--- Extracted records ---
--- Start ---
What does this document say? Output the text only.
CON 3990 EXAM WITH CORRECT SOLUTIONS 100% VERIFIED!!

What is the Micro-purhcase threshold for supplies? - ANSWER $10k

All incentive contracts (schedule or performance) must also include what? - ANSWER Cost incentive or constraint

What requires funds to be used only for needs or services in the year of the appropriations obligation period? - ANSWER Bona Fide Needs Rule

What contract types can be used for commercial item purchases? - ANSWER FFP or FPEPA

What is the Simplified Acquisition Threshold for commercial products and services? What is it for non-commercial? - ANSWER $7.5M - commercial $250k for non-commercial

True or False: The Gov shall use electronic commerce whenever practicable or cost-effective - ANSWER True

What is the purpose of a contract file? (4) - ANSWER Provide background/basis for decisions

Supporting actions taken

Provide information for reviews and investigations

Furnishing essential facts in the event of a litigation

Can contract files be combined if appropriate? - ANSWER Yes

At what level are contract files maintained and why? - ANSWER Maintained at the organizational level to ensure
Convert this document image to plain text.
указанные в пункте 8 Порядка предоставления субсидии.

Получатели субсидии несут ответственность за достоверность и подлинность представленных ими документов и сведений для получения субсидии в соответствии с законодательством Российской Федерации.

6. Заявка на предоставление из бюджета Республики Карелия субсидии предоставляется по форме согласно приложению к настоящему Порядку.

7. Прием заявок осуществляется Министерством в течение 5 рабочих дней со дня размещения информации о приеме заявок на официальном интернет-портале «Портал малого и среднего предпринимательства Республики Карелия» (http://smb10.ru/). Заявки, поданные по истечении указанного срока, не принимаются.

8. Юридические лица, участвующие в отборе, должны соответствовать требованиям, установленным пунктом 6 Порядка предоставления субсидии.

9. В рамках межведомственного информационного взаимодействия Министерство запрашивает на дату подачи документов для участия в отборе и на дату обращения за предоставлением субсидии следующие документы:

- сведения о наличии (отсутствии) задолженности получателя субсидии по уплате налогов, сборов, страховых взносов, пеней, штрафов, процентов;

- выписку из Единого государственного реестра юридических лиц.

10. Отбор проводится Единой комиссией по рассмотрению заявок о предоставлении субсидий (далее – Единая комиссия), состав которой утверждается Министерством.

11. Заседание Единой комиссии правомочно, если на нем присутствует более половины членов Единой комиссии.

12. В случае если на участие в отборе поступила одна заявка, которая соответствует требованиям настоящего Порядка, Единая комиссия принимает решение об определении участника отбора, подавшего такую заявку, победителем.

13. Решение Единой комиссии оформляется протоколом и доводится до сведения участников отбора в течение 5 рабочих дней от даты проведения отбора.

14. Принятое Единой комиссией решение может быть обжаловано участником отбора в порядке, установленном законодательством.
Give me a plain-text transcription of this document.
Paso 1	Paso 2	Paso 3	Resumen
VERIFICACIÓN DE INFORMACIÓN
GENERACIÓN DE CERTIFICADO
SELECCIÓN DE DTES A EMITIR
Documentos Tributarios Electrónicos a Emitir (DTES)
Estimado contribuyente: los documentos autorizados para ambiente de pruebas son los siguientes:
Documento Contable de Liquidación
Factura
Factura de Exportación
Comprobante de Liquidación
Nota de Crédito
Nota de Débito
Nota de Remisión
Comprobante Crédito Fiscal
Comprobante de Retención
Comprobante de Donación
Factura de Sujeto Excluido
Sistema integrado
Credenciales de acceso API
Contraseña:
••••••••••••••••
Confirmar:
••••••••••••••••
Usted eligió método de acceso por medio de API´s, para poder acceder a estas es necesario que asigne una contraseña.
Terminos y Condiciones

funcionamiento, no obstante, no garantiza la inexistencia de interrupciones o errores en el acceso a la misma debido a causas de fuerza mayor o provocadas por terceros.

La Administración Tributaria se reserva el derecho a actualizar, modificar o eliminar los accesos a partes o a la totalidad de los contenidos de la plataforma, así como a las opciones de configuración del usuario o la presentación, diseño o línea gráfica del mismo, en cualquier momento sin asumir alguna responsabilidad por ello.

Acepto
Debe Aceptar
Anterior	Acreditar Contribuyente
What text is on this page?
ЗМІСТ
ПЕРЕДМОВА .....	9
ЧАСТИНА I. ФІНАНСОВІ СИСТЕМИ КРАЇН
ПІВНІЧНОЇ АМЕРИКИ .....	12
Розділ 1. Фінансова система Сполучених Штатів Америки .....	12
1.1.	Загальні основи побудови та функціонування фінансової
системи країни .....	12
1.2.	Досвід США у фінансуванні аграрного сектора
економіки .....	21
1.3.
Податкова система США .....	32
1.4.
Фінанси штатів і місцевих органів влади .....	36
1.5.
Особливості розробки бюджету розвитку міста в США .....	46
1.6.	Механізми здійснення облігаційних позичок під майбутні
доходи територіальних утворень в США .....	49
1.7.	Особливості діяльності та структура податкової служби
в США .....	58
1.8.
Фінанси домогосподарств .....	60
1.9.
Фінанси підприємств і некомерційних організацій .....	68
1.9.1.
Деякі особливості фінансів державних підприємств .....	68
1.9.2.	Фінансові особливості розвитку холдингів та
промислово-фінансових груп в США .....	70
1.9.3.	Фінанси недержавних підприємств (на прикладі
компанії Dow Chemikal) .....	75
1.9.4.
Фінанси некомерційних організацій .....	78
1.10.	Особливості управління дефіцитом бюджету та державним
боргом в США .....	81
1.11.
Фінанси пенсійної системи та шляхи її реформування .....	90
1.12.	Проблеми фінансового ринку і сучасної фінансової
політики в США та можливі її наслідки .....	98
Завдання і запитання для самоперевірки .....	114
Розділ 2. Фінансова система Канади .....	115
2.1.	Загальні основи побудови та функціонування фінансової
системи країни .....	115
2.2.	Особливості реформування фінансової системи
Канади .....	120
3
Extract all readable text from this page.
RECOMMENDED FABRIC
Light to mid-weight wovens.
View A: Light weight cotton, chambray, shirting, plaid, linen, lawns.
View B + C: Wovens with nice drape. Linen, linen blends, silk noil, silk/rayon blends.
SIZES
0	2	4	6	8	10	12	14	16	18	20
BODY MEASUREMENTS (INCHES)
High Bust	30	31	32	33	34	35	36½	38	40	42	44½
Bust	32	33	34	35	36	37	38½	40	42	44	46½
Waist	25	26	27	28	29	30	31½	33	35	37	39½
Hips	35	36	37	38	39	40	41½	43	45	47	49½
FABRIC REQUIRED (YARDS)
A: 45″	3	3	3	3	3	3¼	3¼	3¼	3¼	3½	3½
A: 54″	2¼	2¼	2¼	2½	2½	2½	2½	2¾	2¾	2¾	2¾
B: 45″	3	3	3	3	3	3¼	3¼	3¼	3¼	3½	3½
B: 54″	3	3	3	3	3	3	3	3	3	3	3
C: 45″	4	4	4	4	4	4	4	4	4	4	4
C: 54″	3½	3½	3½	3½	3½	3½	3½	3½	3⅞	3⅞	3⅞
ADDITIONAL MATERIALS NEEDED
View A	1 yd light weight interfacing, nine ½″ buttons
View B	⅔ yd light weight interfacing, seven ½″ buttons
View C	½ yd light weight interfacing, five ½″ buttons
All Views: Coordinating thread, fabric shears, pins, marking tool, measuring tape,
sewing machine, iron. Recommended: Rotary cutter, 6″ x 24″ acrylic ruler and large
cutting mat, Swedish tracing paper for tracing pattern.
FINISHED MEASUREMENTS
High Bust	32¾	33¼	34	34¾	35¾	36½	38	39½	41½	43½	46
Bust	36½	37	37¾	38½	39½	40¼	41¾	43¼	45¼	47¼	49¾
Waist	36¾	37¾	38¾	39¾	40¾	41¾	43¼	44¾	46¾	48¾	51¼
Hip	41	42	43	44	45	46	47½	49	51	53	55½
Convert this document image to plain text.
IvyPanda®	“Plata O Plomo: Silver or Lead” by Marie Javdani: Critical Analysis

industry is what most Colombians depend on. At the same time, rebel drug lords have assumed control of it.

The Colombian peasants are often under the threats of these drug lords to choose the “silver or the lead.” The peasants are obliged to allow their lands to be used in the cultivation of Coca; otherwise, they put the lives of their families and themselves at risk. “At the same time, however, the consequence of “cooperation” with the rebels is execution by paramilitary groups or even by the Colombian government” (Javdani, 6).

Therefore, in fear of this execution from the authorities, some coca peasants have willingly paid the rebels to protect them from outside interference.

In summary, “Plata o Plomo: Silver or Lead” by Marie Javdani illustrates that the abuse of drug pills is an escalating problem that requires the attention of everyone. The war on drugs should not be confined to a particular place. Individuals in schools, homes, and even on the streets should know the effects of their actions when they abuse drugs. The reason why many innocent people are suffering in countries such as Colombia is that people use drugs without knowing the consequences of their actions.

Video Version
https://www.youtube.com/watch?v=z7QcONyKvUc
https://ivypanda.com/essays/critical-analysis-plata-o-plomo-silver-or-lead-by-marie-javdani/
--- End ---
--- Task objective ---
Lines that include the word "сведения" are to be extracted from the data above.

--- Final result ---
- сведения о наличии (отсутствии) задолженности получателя субсидии по уплате налогов, сборов, страховых взносов, пеней, штрафов, процентов;
13. Решение Единой комиссии оформляется протоколом и доводится до сведения участников отбора в течение 5 рабочих дней от даты проведения отбора.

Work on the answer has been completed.